• What is expected
Check each line of the material. Copy those containing "wysoką".

• Data for this task

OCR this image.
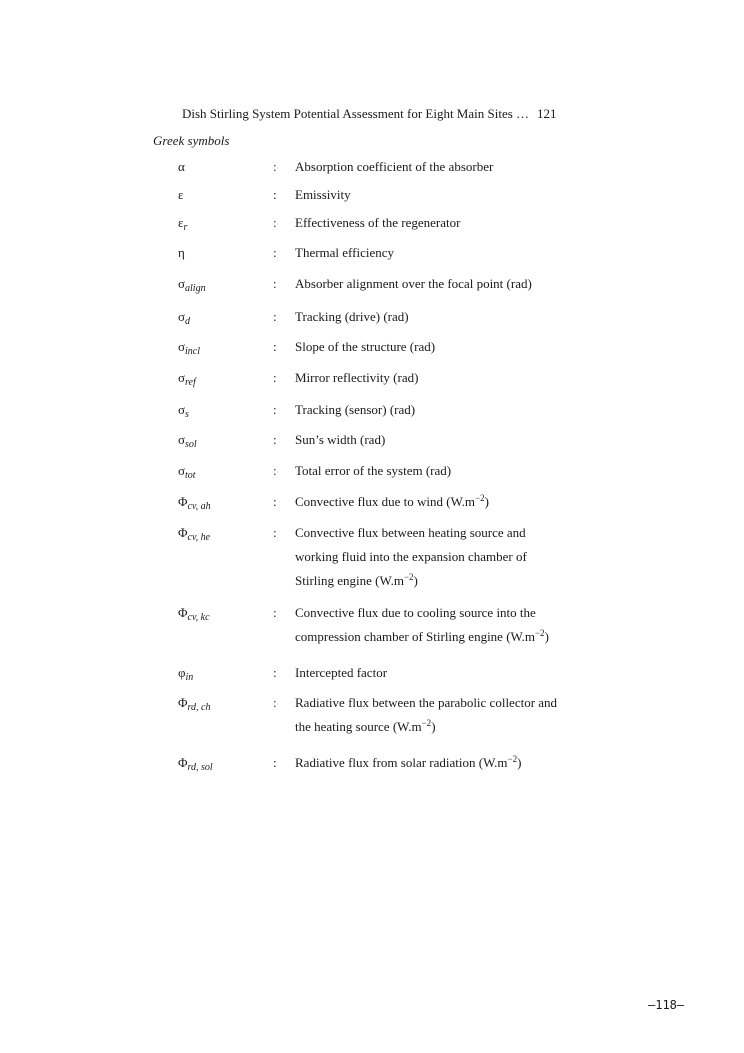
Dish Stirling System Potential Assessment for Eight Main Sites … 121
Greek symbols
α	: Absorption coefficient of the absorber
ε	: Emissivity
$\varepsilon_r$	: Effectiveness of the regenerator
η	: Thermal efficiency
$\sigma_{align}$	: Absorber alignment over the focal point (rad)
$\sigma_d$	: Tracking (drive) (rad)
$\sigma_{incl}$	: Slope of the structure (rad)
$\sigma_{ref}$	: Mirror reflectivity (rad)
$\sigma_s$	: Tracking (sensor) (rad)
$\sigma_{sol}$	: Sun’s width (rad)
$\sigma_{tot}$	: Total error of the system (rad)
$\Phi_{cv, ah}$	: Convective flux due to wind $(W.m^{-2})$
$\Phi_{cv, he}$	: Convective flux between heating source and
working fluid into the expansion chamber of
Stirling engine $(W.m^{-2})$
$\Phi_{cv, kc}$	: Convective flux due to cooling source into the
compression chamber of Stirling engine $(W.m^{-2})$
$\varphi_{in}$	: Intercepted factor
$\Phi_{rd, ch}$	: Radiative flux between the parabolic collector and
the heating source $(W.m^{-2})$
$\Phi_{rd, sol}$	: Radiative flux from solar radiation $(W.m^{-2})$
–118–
--
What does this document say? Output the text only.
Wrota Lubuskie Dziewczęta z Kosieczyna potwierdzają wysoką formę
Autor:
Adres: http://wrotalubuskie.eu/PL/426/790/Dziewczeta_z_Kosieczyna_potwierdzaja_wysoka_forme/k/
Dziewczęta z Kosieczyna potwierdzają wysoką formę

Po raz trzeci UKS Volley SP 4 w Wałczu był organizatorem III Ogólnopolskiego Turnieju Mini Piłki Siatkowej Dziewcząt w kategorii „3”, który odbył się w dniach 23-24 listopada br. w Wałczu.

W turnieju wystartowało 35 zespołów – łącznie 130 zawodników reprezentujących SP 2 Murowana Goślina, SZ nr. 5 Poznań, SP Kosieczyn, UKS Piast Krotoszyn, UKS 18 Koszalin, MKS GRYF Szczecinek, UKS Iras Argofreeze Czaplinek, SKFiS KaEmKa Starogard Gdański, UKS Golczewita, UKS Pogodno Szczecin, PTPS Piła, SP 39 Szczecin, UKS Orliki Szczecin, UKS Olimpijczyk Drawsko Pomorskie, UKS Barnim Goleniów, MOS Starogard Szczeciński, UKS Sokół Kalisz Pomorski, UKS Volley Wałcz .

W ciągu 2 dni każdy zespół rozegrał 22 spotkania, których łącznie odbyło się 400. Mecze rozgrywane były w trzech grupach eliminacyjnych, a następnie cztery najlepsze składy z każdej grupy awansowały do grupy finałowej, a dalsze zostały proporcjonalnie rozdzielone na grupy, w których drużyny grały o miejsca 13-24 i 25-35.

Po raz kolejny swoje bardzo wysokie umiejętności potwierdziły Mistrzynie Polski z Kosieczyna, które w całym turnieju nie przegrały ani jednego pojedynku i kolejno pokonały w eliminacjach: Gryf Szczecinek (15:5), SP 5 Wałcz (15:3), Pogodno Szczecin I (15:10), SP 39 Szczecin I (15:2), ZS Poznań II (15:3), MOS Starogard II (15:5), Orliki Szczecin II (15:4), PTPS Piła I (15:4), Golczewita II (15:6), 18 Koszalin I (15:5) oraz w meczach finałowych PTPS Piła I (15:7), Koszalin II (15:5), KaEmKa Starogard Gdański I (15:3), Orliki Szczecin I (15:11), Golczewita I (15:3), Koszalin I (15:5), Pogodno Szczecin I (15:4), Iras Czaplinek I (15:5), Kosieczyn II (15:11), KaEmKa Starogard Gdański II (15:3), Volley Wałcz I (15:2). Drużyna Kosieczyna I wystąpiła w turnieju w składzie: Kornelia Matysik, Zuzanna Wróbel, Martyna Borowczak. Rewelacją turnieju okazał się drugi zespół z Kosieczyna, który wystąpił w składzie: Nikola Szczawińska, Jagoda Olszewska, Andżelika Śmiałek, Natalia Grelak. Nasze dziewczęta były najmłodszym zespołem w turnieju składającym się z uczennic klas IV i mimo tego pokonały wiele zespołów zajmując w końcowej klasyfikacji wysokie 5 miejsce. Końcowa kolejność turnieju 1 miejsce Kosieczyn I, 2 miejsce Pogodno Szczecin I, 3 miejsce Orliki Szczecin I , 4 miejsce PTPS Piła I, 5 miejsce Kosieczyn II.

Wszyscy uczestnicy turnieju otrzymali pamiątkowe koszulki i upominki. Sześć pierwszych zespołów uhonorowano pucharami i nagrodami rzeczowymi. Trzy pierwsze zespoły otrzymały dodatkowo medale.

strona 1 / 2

• Finished exercise
Wrota Lubuskie Dziewczęta z Kosieczyna potwierdzają wysoką formę
Dziewczęta z Kosieczyna potwierdzają wysoką formę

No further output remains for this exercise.